Can you print every record below exactly as written?

Extracted data entries →
»»

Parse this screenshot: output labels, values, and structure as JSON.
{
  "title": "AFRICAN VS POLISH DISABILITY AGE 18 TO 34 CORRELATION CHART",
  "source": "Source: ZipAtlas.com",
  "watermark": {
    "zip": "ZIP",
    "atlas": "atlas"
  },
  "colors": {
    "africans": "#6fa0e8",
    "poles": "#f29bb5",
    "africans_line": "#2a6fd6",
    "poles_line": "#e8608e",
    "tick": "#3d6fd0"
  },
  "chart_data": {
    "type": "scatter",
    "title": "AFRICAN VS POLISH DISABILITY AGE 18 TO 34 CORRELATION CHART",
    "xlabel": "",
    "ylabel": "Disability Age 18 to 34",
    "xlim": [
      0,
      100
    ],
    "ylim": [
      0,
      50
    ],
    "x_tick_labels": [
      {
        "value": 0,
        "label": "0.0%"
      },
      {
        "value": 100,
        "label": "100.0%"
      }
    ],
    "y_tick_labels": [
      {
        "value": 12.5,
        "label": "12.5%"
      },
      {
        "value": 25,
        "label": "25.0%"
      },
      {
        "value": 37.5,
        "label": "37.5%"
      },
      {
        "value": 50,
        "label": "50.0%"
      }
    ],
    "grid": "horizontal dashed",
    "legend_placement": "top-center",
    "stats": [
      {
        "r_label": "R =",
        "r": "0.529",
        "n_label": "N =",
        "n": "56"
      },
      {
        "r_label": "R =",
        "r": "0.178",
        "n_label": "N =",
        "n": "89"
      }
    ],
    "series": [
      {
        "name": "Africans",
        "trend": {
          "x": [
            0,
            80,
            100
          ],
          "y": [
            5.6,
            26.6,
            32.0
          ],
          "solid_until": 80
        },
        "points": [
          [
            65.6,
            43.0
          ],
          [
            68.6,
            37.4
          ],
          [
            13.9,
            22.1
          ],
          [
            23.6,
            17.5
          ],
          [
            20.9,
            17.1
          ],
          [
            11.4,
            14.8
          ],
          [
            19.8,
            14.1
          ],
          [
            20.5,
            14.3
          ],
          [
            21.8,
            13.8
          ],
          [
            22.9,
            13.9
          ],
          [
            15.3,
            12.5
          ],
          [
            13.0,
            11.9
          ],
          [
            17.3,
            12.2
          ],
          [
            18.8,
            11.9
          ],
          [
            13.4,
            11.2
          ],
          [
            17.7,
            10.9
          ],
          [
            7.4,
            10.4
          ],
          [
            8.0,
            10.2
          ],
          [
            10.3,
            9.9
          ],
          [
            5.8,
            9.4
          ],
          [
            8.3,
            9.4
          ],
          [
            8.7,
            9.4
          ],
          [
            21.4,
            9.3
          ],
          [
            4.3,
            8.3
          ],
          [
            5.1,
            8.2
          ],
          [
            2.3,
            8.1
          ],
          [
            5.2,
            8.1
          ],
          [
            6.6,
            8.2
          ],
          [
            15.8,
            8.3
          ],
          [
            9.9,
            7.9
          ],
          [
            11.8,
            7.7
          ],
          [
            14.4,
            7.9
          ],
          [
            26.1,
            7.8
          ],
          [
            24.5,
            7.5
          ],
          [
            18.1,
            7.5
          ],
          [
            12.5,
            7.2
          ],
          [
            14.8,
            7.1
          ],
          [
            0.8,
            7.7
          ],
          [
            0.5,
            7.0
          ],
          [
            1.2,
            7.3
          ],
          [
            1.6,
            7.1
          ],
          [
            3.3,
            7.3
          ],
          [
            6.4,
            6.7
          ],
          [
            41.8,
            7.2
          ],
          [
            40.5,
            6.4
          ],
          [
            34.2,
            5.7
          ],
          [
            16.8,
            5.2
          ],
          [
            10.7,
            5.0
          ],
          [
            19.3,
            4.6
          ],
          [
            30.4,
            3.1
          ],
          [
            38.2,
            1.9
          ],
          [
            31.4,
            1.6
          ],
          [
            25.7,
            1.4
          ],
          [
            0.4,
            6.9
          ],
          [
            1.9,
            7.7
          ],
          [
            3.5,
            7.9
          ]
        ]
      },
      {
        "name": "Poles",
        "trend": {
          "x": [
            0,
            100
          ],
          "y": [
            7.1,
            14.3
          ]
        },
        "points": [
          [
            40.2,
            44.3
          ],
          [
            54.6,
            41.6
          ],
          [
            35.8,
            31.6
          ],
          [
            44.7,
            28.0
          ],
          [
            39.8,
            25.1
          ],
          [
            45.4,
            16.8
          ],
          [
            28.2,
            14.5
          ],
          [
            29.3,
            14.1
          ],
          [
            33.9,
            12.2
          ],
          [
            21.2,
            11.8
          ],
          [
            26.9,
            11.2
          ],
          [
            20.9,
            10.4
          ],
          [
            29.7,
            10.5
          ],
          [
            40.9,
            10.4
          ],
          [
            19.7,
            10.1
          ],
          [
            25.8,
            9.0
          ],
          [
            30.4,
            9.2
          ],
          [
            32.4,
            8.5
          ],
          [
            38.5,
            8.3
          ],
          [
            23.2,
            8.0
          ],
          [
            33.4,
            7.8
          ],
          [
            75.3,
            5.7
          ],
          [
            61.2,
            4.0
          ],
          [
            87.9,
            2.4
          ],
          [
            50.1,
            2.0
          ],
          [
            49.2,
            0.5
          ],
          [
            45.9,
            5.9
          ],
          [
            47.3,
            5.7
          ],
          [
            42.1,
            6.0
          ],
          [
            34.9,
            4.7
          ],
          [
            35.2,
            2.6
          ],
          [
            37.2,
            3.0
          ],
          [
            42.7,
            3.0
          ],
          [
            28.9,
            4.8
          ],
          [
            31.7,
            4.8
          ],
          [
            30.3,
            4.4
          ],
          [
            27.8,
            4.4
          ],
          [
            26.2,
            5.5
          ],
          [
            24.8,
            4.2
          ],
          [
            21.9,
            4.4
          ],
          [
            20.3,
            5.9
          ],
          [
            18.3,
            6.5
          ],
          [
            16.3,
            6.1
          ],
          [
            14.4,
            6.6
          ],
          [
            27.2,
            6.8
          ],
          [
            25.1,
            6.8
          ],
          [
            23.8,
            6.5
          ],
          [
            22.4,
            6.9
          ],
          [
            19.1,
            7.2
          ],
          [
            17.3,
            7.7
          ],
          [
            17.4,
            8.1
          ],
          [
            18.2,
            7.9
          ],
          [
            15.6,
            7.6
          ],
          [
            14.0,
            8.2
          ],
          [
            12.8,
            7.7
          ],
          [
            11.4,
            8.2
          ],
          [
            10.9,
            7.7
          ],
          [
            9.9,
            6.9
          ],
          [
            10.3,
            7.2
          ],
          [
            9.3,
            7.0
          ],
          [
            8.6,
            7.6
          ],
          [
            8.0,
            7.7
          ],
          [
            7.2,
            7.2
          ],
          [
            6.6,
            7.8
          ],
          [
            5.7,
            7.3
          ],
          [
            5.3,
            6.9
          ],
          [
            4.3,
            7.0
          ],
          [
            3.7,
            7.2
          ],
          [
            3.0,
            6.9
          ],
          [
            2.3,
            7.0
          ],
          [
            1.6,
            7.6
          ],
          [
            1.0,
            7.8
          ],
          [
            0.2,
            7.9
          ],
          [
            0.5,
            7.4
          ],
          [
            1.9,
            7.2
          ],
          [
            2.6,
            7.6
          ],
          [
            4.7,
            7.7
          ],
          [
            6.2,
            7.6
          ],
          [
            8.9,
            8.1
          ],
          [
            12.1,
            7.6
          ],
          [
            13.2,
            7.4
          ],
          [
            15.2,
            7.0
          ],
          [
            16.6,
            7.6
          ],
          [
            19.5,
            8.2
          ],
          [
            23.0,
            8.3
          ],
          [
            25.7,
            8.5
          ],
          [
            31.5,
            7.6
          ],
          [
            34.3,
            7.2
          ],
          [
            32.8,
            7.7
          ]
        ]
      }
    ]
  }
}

««

Answer below →
Parse this screenshot: output labels, values, and structure as JSON.
{
  "title": "AFRICAN VS POLISH DISABILITY AGE 18 TO 34 CORRELATION CHART",
  "source": "Source: ZipAtlas.com",
  "watermark": {
    "zip": "ZIP",
    "atlas": "atlas"
  },
  "colors": {
    "africans": "#6fa0e8",
    "poles": "#f29bb5",
    "africans_line": "#2a6fd6",
    "poles_line": "#e8608e",
    "tick": "#3d6fd0"
  },
  "chart_data": {
    "type": "scatter",
    "title": "AFRICAN VS POLISH DISABILITY AGE 18 TO 34 CORRELATION CHART",
    "xlabel": "",
    "ylabel": "Disability Age 18 to 34",
    "xlim": [
      0,
      100
    ],
    "ylim": [
      0,
      50
    ],
    "x_tick_labels": [
      {
        "value": 0,
        "label": "0.0%"
      },
      {
        "value": 100,
        "label": "100.0%"
      }
    ],
    "y_tick_labels": [
      {
        "value": 12.5,
        "label": "12.5%"
      },
      {
        "value": 25,
        "label": "25.0%"
      },
      {
        "value": 37.5,
        "label": "37.5%"
      },
      {
        "value": 50,
        "label": "50.0%"
      }
    ],
    "grid": "horizontal dashed",
    "legend_placement": "top-center",
    "stats": [
      {
        "r_label": "R =",
        "r": "0.529",
        "n_label": "N =",
        "n": "56"
      },
      {
        "r_label": "R =",
        "r": "0.178",
        "n_label": "N =",
        "n": "89"
      }
    ],
    "series": [
      {
        "name": "Africans",
        "trend": {
          "x": [
            0,
            80,
            100
          ],
          "y": [
            5.6,
            26.6,
            32.0
          ],
          "solid_until": 80
        },
        "points": [
          [
            65.6,
            43.0
          ],
          [
            68.6,
            37.4
          ],
          [
            13.9,
            22.1
          ],
          [
            23.6,
            17.5
          ],
          [
            20.9,
            17.1
          ],
          [
            11.4,
            14.8
          ],
          [
            19.8,
            14.1
          ],
          [
            20.5,
            14.3
          ],
          [
            21.8,
            13.8
          ],
          [
            22.9,
            13.9
          ],
          [
            15.3,
            12.5
          ],
          [
            13.0,
            11.9
          ],
          [
            17.3,
            12.2
          ],
          [
            18.8,
            11.9
          ],
          [
            13.4,
            11.2
          ],
          [
            17.7,
            10.9
          ],
          [
            7.4,
            10.4
          ],
          [
            8.0,
            10.2
          ],
          [
            10.3,
            9.9
          ],
          [
            5.8,
            9.4
          ],
          [
            8.3,
            9.4
          ],
          [
            8.7,
            9.4
          ],
          [
            21.4,
            9.3
          ],
          [
            4.3,
            8.3
          ],
          [
            5.1,
            8.2
          ],
          [
            2.3,
            8.1
          ],
          [
            5.2,
            8.1
          ],
          [
            6.6,
            8.2
          ],
          [
            15.8,
            8.3
          ],
          [
            9.9,
            7.9
          ],
          [
            11.8,
            7.7
          ],
          [
            14.4,
            7.9
          ],
          [
            26.1,
            7.8
          ],
          [
            24.5,
            7.5
          ],
          [
            18.1,
            7.5
          ],
          [
            12.5,
            7.2
          ],
          [
            14.8,
            7.1
          ],
          [
            0.8,
            7.7
          ],
          [
            0.5,
            7.0
          ],
          [
            1.2,
            7.3
          ],
          [
            1.6,
            7.1
          ],
          [
            3.3,
            7.3
          ],
          [
            6.4,
            6.7
          ],
          [
            41.8,
            7.2
          ],
          [
            40.5,
            6.4
          ],
          [
            34.2,
            5.7
          ],
          [
            16.8,
            5.2
          ],
          [
            10.7,
            5.0
          ],
          [
            19.3,
            4.6
          ],
          [
            30.4,
            3.1
          ],
          [
            38.2,
            1.9
          ],
          [
            31.4,
            1.6
          ],
          [
            25.7,
            1.4
          ],
          [
            0.4,
            6.9
          ],
          [
            1.9,
            7.7
          ],
          [
            3.5,
            7.9
          ]
        ]
      },
      {
        "name": "Poles",
        "trend": {
          "x": [
            0,
            100
          ],
          "y": [
            7.1,
            14.3
          ]
        },
        "points": [
          [
            40.2,
            44.3
          ],
          [
            54.6,
            41.6
          ],
          [
            35.8,
            31.6
          ],
          [
            44.7,
            28.0
          ],
          [
            39.8,
            25.1
          ],
          [
            45.4,
            16.8
          ],
          [
            28.2,
            14.5
          ],
          [
            29.3,
            14.1
          ],
          [
            33.9,
            12.2
          ],
          [
            21.2,
            11.8
          ],
          [
            26.9,
            11.2
          ],
          [
            20.9,
            10.4
          ],
          [
            29.7,
            10.5
          ],
          [
            40.9,
            10.4
          ],
          [
            19.7,
            10.1
          ],
          [
            25.8,
            9.0
          ],
          [
            30.4,
            9.2
          ],
          [
            32.4,
            8.5
          ],
          [
            38.5,
            8.3
          ],
          [
            23.2,
            8.0
          ],
          [
            33.4,
            7.8
          ],
          [
            75.3,
            5.7
          ],
          [
            61.2,
            4.0
          ],
          [
            87.9,
            2.4
          ],
          [
            50.1,
            2.0
          ],
          [
            49.2,
            0.5
          ],
          [
            45.9,
            5.9
          ],
          [
            47.3,
            5.7
          ],
          [
            42.1,
            6.0
          ],
          [
            34.9,
            4.7
          ],
          [
            35.2,
            2.6
          ],
          [
            37.2,
            3.0
          ],
          [
            42.7,
            3.0
          ],
          [
            28.9,
            4.8
          ],
          [
            31.7,
            4.8
          ],
          [
            30.3,
            4.4
          ],
          [
            27.8,
            4.4
          ],
          [
            26.2,
            5.5
          ],
          [
            24.8,
            4.2
          ],
          [
            21.9,
            4.4
          ],
          [
            20.3,
            5.9
          ],
          [
            18.3,
            6.5
          ],
          [
            16.3,
            6.1
          ],
          [
            14.4,
            6.6
          ],
          [
            27.2,
            6.8
          ],
          [
            25.1,
            6.8
          ],
          [
            23.8,
            6.5
          ],
          [
            22.4,
            6.9
          ],
          [
            19.1,
            7.2
          ],
          [
            17.3,
            7.7
          ],
          [
            17.4,
            8.1
          ],
          [
            18.2,
            7.9
          ],
          [
            15.6,
            7.6
          ],
          [
            14.0,
            8.2
          ],
          [
            12.8,
            7.7
          ],
          [
            11.4,
            8.2
          ],
          [
            10.9,
            7.7
          ],
          [
            9.9,
            6.9
          ],
          [
            10.3,
            7.2
          ],
          [
            9.3,
            7.0
          ],
          [
            8.6,
            7.6
          ],
          [
            8.0,
            7.7
          ],
          [
            7.2,
            7.2
          ],
          [
            6.6,
            7.8
          ],
          [
            5.7,
            7.3
          ],
          [
            5.3,
            6.9
          ],
          [
            4.3,
            7.0
          ],
          [
            3.7,
            7.2
          ],
          [
            3.0,
            6.9
          ],
          [
            2.3,
            7.0
          ],
          [
            1.6,
            7.6
          ],
          [
            1.0,
            7.8
          ],
          [
            0.2,
            7.9
          ],
          [
            0.5,
            7.4
          ],
          [
            1.9,
            7.2
          ],
          [
            2.6,
            7.6
          ],
          [
            4.7,
            7.7
          ],
          [
            6.2,
            7.6
          ],
          [
            8.9,
            8.1
          ],
          [
            12.1,
            7.6
          ],
          [
            13.2,
            7.4
          ],
          [
            15.2,
            7.0
          ],
          [
            16.6,
            7.6
          ],
          [
            19.5,
            8.2
          ],
          [
            23.0,
            8.3
          ],
          [
            25.7,
            8.5
          ],
          [
            31.5,
            7.6
          ],
          [
            34.3,
            7.2
          ],
          [
            32.8,
            7.7
          ]
        ]
      }
    ]
  }
}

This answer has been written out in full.